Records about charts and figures

-*-*-

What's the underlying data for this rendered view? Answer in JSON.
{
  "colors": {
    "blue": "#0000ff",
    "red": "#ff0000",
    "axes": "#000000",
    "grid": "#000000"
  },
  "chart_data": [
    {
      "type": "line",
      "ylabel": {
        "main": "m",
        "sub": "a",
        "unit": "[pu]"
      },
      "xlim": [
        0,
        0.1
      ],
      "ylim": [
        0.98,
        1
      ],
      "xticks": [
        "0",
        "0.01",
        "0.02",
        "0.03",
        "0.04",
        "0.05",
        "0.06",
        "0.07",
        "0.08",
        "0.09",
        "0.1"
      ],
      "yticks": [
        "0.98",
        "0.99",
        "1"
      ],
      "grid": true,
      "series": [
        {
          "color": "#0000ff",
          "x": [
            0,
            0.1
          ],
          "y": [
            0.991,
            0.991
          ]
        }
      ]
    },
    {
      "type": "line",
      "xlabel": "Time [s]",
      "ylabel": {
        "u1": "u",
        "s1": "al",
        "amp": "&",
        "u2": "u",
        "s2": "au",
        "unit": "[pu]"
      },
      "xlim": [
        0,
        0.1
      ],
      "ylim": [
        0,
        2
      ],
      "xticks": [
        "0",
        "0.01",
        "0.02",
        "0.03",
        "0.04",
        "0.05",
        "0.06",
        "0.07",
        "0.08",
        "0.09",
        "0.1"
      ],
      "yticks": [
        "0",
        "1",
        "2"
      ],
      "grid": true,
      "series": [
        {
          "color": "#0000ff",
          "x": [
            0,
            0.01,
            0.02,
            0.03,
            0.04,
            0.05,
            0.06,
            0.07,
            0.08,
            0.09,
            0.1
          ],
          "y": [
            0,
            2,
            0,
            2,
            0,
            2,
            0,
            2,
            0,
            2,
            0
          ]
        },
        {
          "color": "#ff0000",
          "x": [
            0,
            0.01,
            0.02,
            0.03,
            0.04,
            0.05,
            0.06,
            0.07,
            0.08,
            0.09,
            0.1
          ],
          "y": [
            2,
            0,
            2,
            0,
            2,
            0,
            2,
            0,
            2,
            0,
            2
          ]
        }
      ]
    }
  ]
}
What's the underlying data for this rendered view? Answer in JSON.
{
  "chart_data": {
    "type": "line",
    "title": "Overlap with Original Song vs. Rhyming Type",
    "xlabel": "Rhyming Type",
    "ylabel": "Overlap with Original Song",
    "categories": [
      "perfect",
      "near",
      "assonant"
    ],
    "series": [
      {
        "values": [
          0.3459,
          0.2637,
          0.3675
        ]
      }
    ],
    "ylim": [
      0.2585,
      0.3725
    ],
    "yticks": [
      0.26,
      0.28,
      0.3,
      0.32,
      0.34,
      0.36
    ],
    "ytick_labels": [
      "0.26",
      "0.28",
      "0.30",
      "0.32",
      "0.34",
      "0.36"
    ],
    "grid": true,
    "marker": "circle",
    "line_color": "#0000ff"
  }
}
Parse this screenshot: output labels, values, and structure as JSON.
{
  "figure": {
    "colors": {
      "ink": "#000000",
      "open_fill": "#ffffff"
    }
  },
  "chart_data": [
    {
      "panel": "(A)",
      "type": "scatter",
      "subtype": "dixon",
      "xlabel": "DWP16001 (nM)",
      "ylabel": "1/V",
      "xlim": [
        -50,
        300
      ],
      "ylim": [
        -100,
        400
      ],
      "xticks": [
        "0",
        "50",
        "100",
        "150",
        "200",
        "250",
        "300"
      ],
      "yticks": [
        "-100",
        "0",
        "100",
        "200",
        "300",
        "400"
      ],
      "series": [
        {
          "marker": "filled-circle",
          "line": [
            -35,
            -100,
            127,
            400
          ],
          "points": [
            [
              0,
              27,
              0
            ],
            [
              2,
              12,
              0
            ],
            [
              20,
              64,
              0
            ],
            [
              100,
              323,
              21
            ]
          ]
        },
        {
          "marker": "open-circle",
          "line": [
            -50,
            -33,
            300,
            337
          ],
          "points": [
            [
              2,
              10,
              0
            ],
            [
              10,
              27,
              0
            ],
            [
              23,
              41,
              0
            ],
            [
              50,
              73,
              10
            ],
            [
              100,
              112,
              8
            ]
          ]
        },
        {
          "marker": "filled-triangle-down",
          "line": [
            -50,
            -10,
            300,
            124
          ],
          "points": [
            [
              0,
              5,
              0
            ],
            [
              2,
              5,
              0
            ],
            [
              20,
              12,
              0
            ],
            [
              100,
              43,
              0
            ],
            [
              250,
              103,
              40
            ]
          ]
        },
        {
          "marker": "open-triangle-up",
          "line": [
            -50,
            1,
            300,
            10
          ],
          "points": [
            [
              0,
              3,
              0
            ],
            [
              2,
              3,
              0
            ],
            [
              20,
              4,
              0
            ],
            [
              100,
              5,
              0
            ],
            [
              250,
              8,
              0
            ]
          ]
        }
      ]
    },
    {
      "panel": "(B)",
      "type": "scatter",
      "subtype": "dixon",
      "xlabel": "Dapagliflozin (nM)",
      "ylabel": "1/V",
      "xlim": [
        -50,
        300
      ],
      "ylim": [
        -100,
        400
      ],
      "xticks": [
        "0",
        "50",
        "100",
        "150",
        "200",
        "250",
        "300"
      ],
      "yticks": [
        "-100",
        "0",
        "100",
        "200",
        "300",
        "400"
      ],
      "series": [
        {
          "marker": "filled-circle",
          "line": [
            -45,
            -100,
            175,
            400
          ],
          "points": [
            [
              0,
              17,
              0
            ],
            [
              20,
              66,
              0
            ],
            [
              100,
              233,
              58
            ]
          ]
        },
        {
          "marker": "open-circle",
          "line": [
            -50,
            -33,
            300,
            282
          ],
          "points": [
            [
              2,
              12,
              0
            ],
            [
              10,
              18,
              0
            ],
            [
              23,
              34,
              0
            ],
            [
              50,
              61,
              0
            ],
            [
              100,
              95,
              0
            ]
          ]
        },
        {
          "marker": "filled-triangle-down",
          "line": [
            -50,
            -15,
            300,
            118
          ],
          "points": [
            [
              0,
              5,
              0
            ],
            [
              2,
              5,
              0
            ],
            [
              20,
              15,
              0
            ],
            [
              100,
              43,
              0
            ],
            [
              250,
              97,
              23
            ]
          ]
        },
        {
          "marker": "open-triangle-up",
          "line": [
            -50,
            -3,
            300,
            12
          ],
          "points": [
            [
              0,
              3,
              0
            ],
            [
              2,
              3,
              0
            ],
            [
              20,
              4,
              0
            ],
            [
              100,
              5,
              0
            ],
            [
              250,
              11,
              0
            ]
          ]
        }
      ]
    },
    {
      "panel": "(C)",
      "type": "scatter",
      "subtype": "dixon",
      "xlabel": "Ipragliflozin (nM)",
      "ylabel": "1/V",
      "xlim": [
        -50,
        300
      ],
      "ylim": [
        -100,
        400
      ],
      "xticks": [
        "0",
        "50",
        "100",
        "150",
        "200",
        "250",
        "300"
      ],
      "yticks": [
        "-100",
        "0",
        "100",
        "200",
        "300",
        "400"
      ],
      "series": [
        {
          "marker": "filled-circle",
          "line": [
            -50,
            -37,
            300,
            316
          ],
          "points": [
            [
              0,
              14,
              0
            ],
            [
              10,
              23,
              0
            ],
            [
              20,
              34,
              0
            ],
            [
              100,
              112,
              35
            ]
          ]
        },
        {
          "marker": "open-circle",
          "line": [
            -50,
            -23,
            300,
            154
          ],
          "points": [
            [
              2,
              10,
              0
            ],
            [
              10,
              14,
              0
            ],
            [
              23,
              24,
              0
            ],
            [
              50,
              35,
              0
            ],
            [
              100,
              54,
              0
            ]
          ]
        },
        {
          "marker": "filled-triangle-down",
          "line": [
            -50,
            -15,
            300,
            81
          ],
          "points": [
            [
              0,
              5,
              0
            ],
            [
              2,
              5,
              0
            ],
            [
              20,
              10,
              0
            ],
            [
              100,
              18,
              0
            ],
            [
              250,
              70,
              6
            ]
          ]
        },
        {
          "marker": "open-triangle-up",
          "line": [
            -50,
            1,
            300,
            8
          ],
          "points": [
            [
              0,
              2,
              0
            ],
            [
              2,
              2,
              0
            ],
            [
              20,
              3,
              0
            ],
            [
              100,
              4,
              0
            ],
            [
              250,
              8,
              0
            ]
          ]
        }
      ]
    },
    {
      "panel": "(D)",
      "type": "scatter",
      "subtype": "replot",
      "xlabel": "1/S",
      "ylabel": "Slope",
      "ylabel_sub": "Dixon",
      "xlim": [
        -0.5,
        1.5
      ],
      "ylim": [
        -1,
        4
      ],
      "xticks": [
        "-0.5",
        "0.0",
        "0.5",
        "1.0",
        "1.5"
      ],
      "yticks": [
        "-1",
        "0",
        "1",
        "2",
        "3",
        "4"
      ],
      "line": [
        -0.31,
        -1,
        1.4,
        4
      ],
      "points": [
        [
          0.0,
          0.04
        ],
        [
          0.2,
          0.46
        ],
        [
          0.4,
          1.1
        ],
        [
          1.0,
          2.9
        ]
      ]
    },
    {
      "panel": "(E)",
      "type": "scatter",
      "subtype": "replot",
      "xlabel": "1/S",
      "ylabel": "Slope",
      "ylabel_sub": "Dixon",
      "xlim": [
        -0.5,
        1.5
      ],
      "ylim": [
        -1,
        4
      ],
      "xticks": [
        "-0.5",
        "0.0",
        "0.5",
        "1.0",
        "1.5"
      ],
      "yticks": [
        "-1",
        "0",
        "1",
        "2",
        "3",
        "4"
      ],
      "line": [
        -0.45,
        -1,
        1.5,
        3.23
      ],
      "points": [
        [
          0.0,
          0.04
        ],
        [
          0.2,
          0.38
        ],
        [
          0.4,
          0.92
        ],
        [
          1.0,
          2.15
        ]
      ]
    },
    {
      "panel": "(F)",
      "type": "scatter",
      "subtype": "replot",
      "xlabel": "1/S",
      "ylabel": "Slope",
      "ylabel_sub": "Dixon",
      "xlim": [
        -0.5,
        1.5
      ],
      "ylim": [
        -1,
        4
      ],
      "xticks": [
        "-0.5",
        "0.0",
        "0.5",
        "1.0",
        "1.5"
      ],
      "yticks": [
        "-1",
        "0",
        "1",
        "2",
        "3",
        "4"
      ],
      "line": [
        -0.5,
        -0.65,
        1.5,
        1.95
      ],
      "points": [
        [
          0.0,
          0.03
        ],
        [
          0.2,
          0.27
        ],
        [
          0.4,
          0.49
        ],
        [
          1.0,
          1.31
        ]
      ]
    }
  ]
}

-*-*-

_The request_:
Point out every line holding the string "Original" and copy it.

_Task output_:
    "title": "Overlap with Original Song vs. Rhyming Type",
    "ylabel": "Overlap with Original Song",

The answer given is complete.